* **THE REQUEST**
Return every line of the material exactly.

* **RECORD LIST**
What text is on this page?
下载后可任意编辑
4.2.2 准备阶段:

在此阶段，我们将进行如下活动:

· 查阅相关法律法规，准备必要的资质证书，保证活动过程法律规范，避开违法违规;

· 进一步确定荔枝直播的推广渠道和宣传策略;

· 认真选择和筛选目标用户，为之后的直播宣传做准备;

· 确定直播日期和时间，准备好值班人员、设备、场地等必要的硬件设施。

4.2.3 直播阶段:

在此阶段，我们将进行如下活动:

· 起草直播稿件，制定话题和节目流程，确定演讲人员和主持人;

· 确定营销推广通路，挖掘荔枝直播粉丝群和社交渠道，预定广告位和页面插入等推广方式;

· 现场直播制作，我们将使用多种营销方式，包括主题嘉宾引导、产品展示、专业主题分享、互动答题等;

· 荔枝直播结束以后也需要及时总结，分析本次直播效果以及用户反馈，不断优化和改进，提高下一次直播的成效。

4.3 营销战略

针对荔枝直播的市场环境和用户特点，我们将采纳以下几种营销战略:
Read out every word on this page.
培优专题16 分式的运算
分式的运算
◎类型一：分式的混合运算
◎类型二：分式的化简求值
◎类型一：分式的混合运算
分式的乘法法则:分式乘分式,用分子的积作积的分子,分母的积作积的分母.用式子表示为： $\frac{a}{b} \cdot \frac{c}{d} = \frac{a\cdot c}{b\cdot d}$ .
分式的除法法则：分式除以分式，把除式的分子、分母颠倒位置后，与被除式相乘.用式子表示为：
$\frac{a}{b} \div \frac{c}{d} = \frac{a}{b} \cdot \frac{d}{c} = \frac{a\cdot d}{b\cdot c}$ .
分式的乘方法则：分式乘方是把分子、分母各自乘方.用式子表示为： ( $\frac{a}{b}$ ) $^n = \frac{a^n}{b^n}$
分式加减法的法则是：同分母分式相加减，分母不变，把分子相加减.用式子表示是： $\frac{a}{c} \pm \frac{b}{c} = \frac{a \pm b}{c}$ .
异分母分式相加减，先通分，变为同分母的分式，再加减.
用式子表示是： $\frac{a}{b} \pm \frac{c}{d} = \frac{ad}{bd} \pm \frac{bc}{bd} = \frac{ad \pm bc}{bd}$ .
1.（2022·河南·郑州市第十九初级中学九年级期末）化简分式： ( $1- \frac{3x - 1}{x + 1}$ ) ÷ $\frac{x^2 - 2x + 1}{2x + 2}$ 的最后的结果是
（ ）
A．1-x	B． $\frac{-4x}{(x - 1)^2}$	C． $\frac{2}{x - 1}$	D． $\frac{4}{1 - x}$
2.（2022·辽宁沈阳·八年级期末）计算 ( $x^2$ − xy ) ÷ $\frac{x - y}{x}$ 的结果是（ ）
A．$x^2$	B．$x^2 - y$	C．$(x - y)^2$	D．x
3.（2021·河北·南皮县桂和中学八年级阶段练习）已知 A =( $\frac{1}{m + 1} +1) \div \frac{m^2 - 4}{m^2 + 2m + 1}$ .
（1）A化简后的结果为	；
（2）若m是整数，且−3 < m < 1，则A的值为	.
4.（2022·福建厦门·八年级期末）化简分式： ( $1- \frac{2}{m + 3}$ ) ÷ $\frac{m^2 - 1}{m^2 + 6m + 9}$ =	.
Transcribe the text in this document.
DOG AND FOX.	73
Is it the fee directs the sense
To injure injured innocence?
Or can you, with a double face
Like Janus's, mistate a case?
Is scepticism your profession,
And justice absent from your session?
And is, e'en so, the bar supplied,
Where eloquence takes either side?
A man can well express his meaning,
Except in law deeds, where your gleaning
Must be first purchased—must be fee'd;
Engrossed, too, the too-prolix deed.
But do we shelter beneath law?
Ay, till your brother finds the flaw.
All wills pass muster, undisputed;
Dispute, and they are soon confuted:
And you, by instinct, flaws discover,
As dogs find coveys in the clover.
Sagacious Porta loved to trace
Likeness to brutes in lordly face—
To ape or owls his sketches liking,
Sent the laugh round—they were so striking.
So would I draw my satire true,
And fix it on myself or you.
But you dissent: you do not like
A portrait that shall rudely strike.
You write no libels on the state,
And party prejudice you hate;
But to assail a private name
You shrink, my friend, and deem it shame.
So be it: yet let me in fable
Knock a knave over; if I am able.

* **RESULT**
What text is on this page?
下载后可任意编辑
4.2.2 准备阶段:

在此阶段，我们将进行如下活动:

· 查阅相关法律法规，准备必要的资质证书，保证活动过程法律规范，避开违法违规;

· 进一步确定荔枝直播的推广渠道和宣传策略;

· 认真选择和筛选目标用户，为之后的直播宣传做准备;

· 确定直播日期和时间，准备好值班人员、设备、场地等必要的硬件设施。

4.2.3 直播阶段:

在此阶段，我们将进行如下活动:

· 起草直播稿件，制定话题和节目流程，确定演讲人员和主持人;

· 确定营销推广通路，挖掘荔枝直播粉丝群和社交渠道，预定广告位和页面插入等推广方式;

· 现场直播制作，我们将使用多种营销方式，包括主题嘉宾引导、产品展示、专业主题分享、互动答题等;

· 荔枝直播结束以后也需要及时总结，分析本次直播效果以及用户反馈，不断优化和改进，提高下一次直播的成效。

4.3 营销战略

针对荔枝直播的市场环境和用户特点，我们将采纳以下几种营销战略:
Read out every word on this page.
培优专题16 分式的运算
分式的运算
◎类型一：分式的混合运算
◎类型二：分式的化简求值
◎类型一：分式的混合运算
分式的乘法法则:分式乘分式,用分子的积作积的分子,分母的积作积的分母.用式子表示为： $\frac{a}{b} \cdot \frac{c}{d} = \frac{a\cdot c}{b\cdot d}$ .
分式的除法法则：分式除以分式，把除式的分子、分母颠倒位置后，与被除式相乘.用式子表示为：
$\frac{a}{b} \div \frac{c}{d} = \frac{a}{b} \cdot \frac{d}{c} = \frac{a\cdot d}{b\cdot c}$ .
分式的乘方法则：分式乘方是把分子、分母各自乘方.用式子表示为： ( $\frac{a}{b}$ ) $^n = \frac{a^n}{b^n}$
分式加减法的法则是：同分母分式相加减，分母不变，把分子相加减.用式子表示是： $\frac{a}{c} \pm \frac{b}{c} = \frac{a \pm b}{c}$ .
异分母分式相加减，先通分，变为同分母的分式，再加减.
用式子表示是： $\frac{a}{b} \pm \frac{c}{d} = \frac{ad}{bd} \pm \frac{bc}{bd} = \frac{ad \pm bc}{bd}$ .
1.（2022·河南·郑州市第十九初级中学九年级期末）化简分式： ( $1- \frac{3x - 1}{x + 1}$ ) ÷ $\frac{x^2 - 2x + 1}{2x + 2}$ 的最后的结果是
（ ）
A．1-x	B． $\frac{-4x}{(x - 1)^2}$	C． $\frac{2}{x - 1}$	D． $\frac{4}{1 - x}$
2.（2022·辽宁沈阳·八年级期末）计算 ( $x^2$ − xy ) ÷ $\frac{x - y}{x}$ 的结果是（ ）
A．$x^2$	B．$x^2 - y$	C．$(x - y)^2$	D．x
3.（2021·河北·南皮县桂和中学八年级阶段练习）已知 A =( $\frac{1}{m + 1} +1) \div \frac{m^2 - 4}{m^2 + 2m + 1}$ .
（1）A化简后的结果为	；
（2）若m是整数，且−3 < m < 1，则A的值为	.
4.（2022·福建厦门·八年级期末）化简分式： ( $1- \frac{2}{m + 3}$ ) ÷ $\frac{m^2 - 1}{m^2 + 6m + 9}$ =	.
Transcribe the text in this document.
DOG AND FOX.	73
Is it the fee directs the sense
To injure injured innocence?
Or can you, with a double face
Like Janus's, mistate a case?
Is scepticism your profession,
And justice absent from your session?
And is, e'en so, the bar supplied,
Where eloquence takes either side?
A man can well express his meaning,
Except in law deeds, where your gleaning
Must be first purchased—must be fee'd;
Engrossed, too, the too-prolix deed.
But do we shelter beneath law?
Ay, till your brother finds the flaw.
All wills pass muster, undisputed;
Dispute, and they are soon confuted:
And you, by instinct, flaws discover,
As dogs find coveys in the clover.
Sagacious Porta loved to trace
Likeness to brutes in lordly face—
To ape or owls his sketches liking,
Sent the laugh round—they were so striking.
So would I draw my satire true,
And fix it on myself or you.
But you dissent: you do not like
A portrait that shall rudely strike.
You write no libels on the state,
And party prejudice you hate;
But to assail a private name
You shrink, my friend, and deem it shame.
So be it: yet let me in fable
Knock a knave over; if I am able.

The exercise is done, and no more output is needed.